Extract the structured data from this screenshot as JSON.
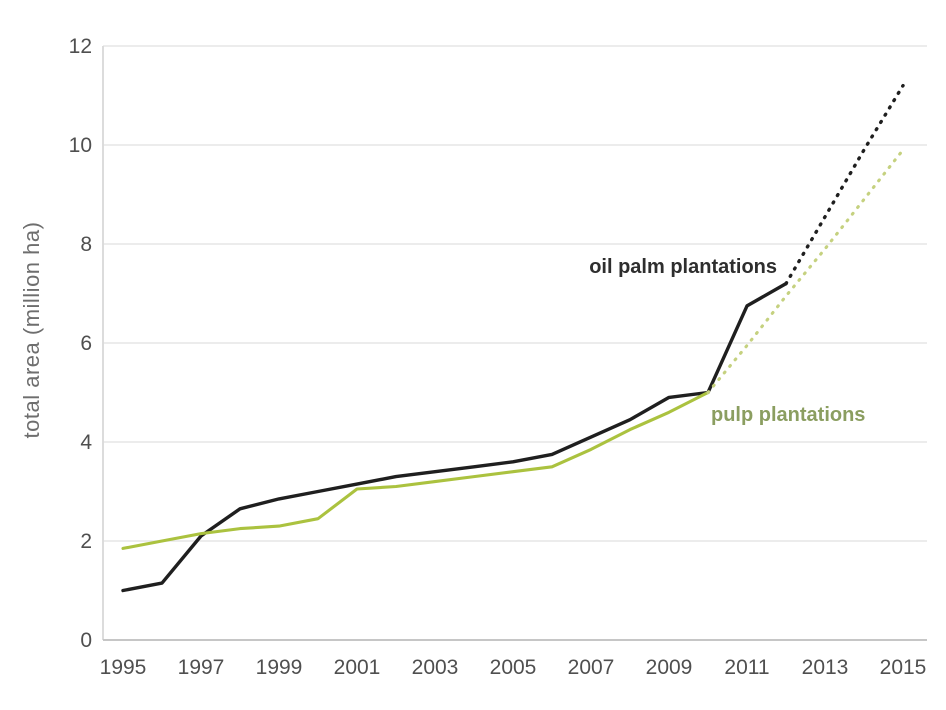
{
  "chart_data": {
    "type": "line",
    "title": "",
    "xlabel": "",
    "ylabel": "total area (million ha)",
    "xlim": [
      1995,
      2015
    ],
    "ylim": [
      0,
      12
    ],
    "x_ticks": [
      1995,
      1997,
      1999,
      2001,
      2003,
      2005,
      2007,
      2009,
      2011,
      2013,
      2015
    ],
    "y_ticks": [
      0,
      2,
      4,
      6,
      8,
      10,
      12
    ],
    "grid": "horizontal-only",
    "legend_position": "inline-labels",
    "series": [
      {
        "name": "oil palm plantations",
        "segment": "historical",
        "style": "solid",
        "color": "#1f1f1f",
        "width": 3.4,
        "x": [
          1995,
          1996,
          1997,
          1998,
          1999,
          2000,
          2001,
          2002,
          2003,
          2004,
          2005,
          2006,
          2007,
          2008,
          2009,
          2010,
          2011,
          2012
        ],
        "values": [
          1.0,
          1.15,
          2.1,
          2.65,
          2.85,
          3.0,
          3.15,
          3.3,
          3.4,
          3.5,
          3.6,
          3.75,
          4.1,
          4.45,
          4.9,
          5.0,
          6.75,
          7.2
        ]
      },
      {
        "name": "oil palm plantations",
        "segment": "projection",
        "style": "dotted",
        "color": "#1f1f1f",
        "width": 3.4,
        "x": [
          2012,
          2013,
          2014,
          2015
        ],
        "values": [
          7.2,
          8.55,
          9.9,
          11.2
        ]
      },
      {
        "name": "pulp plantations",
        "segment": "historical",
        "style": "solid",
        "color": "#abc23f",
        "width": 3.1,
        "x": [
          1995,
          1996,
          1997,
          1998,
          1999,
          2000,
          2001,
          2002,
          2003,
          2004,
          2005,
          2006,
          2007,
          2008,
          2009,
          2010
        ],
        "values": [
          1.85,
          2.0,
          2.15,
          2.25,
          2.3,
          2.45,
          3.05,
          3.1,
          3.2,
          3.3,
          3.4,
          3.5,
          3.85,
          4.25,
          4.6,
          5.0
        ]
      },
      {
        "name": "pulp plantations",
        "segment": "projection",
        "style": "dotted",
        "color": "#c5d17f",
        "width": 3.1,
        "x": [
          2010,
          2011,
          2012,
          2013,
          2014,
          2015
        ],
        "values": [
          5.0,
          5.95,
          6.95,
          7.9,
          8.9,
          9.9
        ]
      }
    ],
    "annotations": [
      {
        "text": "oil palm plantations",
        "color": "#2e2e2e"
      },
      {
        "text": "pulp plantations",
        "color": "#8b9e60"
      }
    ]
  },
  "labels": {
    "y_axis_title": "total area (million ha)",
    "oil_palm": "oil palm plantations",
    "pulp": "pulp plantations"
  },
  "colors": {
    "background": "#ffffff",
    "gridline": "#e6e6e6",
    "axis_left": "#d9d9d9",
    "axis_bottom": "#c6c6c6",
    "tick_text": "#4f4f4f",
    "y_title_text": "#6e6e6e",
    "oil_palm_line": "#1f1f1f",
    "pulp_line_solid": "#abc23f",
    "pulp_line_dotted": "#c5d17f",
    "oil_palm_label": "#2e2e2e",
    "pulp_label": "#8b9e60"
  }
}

══════

# GIVEN PROBLEM
Copy the listing over exactly, skipping the pictures it holds.

# COMPLETED EXERCISE
Extract the structured data from this screenshot as JSON.
{
  "chart_data": {
    "type": "line",
    "title": "",
    "xlabel": "",
    "ylabel": "total area (million ha)",
    "xlim": [
      1995,
      2015
    ],
    "ylim": [
      0,
      12
    ],
    "x_ticks": [
      1995,
      1997,
      1999,
      2001,
      2003,
      2005,
      2007,
      2009,
      2011,
      2013,
      2015
    ],
    "y_ticks": [
      0,
      2,
      4,
      6,
      8,
      10,
      12
    ],
    "grid": "horizontal-only",
    "legend_position": "inline-labels",
    "series": [
      {
        "name": "oil palm plantations",
        "segment": "historical",
        "style": "solid",
        "color": "#1f1f1f",
        "width": 3.4,
        "x": [
          1995,
          1996,
          1997,
          1998,
          1999,
          2000,
          2001,
          2002,
          2003,
          2004,
          2005,
          2006,
          2007,
          2008,
          2009,
          2010,
          2011,
          2012
        ],
        "values": [
          1.0,
          1.15,
          2.1,
          2.65,
          2.85,
          3.0,
          3.15,
          3.3,
          3.4,
          3.5,
          3.6,
          3.75,
          4.1,
          4.45,
          4.9,
          5.0,
          6.75,
          7.2
        ]
      },
      {
        "name": "oil palm plantations",
        "segment": "projection",
        "style": "dotted",
        "color": "#1f1f1f",
        "width": 3.4,
        "x": [
          2012,
          2013,
          2014,
          2015
        ],
        "values": [
          7.2,
          8.55,
          9.9,
          11.2
        ]
      },
      {
        "name": "pulp plantations",
        "segment": "historical",
        "style": "solid",
        "color": "#abc23f",
        "width": 3.1,
        "x": [
          1995,
          1996,
          1997,
          1998,
          1999,
          2000,
          2001,
          2002,
          2003,
          2004,
          2005,
          2006,
          2007,
          2008,
          2009,
          2010
        ],
        "values": [
          1.85,
          2.0,
          2.15,
          2.25,
          2.3,
          2.45,
          3.05,
          3.1,
          3.2,
          3.3,
          3.4,
          3.5,
          3.85,
          4.25,
          4.6,
          5.0
        ]
      },
      {
        "name": "pulp plantations",
        "segment": "projection",
        "style": "dotted",
        "color": "#c5d17f",
        "width": 3.1,
        "x": [
          2010,
          2011,
          2012,
          2013,
          2014,
          2015
        ],
        "values": [
          5.0,
          5.95,
          6.95,
          7.9,
          8.9,
          9.9
        ]
      }
    ],
    "annotations": [
      {
        "text": "oil palm plantations",
        "color": "#2e2e2e"
      },
      {
        "text": "pulp plantations",
        "color": "#8b9e60"
      }
    ]
  },
  "labels": {
    "y_axis_title": "total area (million ha)",
    "oil_palm": "oil palm plantations",
    "pulp": "pulp plantations"
  },
  "colors": {
    "background": "#ffffff",
    "gridline": "#e6e6e6",
    "axis_left": "#d9d9d9",
    "axis_bottom": "#c6c6c6",
    "tick_text": "#4f4f4f",
    "y_title_text": "#6e6e6e",
    "oil_palm_line": "#1f1f1f",
    "pulp_line_solid": "#abc23f",
    "pulp_line_dotted": "#c5d17f",
    "oil_palm_label": "#2e2e2e",
    "pulp_label": "#8b9e60"
  }
}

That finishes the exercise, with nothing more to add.